— start —

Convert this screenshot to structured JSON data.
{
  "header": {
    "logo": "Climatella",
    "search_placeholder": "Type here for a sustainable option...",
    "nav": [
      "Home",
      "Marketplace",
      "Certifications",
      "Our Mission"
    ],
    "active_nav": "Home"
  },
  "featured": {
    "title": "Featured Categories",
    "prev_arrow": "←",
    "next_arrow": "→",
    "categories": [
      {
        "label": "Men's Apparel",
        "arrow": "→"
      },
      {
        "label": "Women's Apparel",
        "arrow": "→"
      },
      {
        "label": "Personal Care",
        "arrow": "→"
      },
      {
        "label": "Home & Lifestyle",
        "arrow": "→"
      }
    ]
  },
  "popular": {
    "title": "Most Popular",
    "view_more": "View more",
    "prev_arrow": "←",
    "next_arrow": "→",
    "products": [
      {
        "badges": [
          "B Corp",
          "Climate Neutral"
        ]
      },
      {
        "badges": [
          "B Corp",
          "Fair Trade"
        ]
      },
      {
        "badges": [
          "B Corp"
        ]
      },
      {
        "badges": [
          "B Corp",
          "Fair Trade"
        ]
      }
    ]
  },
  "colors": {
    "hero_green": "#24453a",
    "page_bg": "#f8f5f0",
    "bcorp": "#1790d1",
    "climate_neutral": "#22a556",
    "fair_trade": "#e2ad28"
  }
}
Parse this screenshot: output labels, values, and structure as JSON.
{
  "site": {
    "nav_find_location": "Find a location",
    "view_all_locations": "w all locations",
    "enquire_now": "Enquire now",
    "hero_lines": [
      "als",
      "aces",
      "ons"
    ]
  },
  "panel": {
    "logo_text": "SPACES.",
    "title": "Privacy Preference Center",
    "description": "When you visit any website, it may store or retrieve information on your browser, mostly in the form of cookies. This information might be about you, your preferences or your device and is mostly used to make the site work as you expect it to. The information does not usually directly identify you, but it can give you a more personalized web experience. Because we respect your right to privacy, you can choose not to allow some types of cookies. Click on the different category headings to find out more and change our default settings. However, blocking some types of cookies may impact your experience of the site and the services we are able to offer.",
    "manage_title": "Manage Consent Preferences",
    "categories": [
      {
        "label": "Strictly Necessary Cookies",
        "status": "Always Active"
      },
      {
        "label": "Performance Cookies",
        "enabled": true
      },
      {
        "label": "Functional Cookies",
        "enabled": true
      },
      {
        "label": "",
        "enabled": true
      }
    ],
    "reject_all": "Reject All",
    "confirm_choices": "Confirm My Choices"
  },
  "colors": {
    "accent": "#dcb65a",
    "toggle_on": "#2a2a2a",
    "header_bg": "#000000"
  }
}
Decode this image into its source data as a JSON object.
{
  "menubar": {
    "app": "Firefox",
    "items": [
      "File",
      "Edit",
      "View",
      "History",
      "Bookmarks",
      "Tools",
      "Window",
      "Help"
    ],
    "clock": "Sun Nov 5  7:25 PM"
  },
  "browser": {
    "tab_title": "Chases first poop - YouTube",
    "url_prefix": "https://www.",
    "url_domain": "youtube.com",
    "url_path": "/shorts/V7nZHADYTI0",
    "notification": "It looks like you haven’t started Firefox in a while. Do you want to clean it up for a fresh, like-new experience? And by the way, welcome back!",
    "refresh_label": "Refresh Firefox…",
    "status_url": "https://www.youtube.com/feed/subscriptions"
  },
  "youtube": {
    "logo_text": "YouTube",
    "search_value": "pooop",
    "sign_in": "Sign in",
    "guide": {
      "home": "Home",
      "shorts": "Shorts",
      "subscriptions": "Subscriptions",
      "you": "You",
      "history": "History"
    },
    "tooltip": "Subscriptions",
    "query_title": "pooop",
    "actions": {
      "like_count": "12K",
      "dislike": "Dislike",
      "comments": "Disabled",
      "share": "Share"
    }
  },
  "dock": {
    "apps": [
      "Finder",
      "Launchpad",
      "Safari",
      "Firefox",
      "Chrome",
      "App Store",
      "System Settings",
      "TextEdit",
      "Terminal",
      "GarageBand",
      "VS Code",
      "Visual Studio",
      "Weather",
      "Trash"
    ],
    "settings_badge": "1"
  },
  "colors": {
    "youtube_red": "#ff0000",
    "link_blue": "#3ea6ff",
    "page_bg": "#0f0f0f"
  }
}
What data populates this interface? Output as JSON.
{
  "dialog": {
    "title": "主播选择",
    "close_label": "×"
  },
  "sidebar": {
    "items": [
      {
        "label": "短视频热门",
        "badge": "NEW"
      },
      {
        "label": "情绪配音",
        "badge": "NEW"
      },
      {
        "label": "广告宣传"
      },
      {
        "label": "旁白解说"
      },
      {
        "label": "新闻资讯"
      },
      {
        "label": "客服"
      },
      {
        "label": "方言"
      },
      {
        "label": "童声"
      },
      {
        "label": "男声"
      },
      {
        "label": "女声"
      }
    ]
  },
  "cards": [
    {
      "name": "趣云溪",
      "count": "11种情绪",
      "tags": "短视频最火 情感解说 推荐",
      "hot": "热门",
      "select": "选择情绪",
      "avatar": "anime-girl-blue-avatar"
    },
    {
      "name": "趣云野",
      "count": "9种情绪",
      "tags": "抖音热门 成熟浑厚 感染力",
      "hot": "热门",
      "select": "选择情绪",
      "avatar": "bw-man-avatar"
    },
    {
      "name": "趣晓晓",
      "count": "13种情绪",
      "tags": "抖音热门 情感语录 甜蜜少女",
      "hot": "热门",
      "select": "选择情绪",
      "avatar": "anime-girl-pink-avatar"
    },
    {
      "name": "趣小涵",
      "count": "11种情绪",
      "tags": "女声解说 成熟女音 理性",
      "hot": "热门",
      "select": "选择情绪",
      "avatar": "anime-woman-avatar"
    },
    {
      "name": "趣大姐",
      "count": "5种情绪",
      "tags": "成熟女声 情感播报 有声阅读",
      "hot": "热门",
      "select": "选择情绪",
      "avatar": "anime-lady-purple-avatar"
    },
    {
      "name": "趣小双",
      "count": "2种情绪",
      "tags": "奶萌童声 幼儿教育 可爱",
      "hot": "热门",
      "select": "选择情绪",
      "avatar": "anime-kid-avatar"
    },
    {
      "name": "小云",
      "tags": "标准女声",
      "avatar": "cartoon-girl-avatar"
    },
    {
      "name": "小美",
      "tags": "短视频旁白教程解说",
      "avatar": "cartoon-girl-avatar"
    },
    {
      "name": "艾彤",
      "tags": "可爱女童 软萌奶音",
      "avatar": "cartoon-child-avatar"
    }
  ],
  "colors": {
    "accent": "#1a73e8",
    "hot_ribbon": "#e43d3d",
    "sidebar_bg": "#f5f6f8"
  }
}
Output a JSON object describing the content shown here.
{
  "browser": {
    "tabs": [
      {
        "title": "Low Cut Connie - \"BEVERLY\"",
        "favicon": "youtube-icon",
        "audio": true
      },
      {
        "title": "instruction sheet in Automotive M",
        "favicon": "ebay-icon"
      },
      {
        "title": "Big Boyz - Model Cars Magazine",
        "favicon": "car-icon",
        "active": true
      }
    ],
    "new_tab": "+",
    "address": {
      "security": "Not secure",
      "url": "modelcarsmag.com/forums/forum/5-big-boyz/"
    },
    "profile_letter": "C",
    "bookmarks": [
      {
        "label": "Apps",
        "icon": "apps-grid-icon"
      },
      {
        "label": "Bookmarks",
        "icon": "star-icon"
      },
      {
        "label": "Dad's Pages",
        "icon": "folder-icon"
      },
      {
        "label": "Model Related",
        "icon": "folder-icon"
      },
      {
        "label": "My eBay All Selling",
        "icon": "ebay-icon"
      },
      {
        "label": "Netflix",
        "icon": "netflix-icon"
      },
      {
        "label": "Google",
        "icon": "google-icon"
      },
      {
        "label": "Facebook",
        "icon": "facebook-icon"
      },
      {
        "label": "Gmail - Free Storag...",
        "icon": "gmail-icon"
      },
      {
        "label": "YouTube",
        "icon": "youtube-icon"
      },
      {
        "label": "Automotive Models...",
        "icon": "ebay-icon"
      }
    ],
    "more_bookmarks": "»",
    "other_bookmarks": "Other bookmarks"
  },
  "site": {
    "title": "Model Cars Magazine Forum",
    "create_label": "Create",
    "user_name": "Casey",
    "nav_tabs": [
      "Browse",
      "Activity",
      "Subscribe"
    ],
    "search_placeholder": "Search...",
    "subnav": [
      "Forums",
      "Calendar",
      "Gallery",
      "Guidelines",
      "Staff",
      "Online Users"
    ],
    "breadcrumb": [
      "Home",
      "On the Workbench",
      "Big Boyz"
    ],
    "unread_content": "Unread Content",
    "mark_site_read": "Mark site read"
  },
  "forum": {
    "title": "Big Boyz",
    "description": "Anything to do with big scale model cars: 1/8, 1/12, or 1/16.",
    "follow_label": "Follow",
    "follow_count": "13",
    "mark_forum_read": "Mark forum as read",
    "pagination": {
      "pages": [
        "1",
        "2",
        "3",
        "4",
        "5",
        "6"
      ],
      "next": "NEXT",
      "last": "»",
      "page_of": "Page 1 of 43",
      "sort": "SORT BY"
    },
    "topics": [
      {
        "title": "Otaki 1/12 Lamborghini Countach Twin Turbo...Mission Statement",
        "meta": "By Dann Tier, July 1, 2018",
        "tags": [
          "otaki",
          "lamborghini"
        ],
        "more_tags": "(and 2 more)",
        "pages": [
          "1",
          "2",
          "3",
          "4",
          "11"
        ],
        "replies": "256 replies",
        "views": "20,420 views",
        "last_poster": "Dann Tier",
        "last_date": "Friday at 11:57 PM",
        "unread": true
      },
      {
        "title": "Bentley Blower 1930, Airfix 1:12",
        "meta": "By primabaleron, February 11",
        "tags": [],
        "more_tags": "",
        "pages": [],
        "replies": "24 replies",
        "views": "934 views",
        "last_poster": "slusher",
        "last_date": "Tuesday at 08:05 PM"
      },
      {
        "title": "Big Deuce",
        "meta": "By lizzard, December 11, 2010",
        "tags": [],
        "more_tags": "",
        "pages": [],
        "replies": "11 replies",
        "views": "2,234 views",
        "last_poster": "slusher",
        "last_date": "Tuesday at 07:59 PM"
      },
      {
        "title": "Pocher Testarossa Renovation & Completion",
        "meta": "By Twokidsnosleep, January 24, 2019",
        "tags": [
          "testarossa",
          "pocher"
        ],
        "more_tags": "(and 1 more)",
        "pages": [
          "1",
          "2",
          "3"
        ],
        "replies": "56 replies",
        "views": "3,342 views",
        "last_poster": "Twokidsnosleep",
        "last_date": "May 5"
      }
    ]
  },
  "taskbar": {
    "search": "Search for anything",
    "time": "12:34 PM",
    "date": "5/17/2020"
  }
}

— end —

• [GOAL] Extract lines where the string "Automotive" occurs.

• [COMPLETE OUTPUT]
        "title": "instruction sheet in Automotive M",
        "label": "Automotive Models...",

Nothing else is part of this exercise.